TASK BRIEF: Among the lines below, list those containing the string "SDTVAR".

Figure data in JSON
——————

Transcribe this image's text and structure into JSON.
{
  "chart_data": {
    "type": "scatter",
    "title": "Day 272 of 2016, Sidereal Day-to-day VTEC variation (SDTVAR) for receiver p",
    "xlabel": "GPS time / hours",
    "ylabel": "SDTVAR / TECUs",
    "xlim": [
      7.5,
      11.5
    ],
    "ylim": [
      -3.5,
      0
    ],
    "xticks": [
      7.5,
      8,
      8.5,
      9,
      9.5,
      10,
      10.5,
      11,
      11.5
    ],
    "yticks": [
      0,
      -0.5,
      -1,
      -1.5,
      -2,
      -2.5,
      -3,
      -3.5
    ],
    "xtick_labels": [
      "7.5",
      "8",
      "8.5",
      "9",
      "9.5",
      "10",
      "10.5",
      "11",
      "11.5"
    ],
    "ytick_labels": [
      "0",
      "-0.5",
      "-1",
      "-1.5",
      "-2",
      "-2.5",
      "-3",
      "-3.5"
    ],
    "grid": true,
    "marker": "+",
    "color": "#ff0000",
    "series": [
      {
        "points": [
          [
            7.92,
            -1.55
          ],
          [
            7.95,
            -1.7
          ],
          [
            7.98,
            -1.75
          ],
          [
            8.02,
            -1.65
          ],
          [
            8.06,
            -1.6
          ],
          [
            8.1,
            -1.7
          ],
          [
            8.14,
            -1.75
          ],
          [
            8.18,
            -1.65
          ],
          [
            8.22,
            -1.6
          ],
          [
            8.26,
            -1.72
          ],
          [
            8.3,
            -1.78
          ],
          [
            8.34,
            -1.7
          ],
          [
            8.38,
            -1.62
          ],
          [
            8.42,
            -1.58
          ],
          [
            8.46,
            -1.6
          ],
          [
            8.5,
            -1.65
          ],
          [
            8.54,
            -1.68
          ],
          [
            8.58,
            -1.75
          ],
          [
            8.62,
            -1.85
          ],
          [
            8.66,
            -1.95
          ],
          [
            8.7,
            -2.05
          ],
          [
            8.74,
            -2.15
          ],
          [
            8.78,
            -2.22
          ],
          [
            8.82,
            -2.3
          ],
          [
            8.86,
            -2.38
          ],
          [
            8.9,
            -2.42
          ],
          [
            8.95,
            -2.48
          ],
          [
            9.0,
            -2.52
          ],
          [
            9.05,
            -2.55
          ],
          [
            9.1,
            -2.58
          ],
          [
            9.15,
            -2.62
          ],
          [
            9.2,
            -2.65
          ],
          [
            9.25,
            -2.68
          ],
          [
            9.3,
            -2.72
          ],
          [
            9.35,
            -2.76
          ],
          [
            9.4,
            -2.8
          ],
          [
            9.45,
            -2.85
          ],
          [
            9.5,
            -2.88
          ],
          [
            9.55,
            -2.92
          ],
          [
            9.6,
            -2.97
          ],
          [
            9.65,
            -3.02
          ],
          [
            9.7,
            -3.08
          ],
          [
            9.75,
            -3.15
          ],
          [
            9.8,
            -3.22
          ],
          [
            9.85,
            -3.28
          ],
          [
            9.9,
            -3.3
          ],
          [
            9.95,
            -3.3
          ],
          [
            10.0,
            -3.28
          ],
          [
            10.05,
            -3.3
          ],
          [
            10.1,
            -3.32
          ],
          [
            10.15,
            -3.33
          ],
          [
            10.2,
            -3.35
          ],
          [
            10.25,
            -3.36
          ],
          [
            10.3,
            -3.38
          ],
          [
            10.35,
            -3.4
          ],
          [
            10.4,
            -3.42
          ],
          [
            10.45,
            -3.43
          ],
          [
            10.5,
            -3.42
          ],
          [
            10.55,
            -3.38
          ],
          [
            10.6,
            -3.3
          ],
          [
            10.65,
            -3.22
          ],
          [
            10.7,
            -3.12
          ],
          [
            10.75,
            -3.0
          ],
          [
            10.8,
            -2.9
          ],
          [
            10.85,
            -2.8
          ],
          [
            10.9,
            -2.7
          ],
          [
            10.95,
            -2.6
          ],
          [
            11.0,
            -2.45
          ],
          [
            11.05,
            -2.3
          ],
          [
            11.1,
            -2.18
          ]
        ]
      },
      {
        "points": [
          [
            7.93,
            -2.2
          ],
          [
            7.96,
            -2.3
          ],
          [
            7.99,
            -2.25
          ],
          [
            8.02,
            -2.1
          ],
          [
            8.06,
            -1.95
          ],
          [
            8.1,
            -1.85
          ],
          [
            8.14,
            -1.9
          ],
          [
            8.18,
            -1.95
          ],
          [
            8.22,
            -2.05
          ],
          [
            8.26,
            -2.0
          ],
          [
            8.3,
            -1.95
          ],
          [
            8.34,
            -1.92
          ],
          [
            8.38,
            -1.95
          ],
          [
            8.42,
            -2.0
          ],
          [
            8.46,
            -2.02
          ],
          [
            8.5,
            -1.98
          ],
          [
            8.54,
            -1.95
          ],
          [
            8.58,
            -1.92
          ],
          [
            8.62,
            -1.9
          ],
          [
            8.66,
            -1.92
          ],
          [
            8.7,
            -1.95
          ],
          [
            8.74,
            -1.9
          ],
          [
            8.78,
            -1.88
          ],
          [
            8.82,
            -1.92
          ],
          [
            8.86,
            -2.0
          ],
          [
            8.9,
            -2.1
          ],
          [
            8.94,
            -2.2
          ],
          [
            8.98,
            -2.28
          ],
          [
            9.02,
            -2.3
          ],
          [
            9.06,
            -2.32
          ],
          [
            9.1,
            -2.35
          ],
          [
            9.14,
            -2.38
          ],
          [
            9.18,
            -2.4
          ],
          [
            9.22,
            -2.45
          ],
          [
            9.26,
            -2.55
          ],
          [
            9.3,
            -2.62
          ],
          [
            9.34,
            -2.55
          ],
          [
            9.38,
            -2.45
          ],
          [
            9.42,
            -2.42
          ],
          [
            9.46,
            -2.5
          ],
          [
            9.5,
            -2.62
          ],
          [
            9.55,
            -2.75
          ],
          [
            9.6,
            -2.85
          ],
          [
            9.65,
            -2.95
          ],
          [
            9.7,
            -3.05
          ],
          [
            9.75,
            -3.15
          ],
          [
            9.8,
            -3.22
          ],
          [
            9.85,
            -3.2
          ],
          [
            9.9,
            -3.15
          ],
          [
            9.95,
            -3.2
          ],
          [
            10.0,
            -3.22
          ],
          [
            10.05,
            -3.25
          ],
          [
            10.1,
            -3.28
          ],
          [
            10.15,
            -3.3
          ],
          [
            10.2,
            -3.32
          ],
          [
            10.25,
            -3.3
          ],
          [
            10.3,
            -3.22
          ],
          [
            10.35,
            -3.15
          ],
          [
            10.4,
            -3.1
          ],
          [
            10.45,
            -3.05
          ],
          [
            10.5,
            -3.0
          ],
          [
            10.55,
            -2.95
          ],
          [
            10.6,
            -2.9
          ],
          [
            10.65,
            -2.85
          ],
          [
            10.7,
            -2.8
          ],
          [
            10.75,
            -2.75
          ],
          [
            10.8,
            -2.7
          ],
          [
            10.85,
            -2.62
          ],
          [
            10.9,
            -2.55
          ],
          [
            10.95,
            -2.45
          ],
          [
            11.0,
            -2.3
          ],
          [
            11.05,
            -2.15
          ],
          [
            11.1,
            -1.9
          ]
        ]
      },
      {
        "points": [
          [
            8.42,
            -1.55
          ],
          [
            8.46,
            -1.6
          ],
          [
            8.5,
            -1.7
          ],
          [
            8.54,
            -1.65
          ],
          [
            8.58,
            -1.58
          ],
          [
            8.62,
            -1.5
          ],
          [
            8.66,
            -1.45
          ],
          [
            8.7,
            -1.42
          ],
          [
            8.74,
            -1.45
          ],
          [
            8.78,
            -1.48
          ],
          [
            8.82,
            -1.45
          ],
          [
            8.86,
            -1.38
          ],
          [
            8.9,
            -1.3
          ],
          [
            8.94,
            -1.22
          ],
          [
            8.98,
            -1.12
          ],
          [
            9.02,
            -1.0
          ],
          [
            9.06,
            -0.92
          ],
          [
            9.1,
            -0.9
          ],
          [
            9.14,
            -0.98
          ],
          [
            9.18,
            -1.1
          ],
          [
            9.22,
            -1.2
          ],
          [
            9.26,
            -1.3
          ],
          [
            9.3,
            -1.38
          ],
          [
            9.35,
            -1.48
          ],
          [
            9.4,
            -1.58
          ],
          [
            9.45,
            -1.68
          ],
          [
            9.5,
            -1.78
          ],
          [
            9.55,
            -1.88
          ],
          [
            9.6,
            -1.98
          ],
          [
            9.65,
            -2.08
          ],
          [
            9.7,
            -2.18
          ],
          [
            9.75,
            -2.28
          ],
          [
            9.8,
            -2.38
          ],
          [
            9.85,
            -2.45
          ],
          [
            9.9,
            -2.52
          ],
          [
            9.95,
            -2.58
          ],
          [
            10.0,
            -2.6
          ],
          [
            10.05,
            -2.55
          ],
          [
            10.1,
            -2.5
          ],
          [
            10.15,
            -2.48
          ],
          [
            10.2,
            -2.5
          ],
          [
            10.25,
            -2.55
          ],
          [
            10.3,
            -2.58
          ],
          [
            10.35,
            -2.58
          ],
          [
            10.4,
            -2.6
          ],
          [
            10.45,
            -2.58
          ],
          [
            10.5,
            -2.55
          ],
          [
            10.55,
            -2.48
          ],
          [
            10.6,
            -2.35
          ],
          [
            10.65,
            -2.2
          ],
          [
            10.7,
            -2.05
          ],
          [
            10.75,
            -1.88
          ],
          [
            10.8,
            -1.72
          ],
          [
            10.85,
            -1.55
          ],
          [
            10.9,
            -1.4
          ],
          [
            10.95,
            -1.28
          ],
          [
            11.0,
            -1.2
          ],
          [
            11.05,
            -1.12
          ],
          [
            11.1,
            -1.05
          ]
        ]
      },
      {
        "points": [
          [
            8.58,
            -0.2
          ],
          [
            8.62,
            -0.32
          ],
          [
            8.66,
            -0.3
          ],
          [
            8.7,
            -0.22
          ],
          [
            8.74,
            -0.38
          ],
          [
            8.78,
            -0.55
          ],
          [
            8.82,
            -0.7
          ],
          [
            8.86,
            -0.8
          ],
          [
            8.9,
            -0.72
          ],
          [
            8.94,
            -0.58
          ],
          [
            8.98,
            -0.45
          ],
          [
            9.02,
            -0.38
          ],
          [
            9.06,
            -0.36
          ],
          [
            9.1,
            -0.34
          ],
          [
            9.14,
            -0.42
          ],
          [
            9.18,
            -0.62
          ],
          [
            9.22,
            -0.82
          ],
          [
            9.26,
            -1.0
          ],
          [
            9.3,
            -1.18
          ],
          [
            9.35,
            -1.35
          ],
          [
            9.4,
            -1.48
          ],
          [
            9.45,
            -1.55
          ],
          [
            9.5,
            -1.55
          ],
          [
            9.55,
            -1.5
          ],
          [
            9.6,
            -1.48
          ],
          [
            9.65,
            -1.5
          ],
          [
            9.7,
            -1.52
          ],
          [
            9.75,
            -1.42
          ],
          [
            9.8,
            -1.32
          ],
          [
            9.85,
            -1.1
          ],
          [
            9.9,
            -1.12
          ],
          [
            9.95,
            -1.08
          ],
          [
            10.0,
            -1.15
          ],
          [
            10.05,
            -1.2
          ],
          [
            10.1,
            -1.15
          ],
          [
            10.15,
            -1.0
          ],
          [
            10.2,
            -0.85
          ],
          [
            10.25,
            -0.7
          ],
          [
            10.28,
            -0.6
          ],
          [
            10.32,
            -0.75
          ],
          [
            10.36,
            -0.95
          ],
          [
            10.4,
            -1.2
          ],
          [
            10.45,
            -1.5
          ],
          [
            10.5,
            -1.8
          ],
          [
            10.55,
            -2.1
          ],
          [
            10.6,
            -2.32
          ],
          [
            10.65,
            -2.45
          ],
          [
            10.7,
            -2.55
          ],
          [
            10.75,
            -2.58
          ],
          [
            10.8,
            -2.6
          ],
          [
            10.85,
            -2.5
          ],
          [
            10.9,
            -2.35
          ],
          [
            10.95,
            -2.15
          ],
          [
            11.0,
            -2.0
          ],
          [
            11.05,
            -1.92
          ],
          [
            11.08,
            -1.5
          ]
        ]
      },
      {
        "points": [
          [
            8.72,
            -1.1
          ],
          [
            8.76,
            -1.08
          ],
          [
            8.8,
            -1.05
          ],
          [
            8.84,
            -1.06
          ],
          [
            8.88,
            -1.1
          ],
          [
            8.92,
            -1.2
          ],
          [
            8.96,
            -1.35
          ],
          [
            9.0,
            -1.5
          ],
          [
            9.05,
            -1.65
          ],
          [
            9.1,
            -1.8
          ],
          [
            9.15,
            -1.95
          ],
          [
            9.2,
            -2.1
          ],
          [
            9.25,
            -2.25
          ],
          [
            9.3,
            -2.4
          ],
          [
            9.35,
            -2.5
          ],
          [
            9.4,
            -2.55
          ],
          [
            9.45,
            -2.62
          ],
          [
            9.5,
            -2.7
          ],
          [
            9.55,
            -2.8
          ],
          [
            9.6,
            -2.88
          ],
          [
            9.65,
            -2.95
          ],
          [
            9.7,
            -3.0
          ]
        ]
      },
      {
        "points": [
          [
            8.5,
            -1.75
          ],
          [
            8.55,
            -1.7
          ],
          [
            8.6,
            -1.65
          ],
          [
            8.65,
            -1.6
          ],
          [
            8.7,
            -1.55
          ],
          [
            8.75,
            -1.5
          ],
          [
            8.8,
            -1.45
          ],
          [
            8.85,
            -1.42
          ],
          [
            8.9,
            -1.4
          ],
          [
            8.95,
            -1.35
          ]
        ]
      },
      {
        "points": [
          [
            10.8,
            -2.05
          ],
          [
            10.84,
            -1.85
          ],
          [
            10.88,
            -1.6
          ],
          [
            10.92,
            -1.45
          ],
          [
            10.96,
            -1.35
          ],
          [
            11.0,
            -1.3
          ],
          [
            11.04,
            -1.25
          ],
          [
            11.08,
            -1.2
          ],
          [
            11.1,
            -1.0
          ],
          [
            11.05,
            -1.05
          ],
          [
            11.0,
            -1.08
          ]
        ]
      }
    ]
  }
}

——————

ANSWER TO THE EXERCISE:
    "title": "Day 272 of 2016, Sidereal Day-to-day VTEC variation (SDTVAR) for receiver p",
    "ylabel": "SDTVAR / TECUs",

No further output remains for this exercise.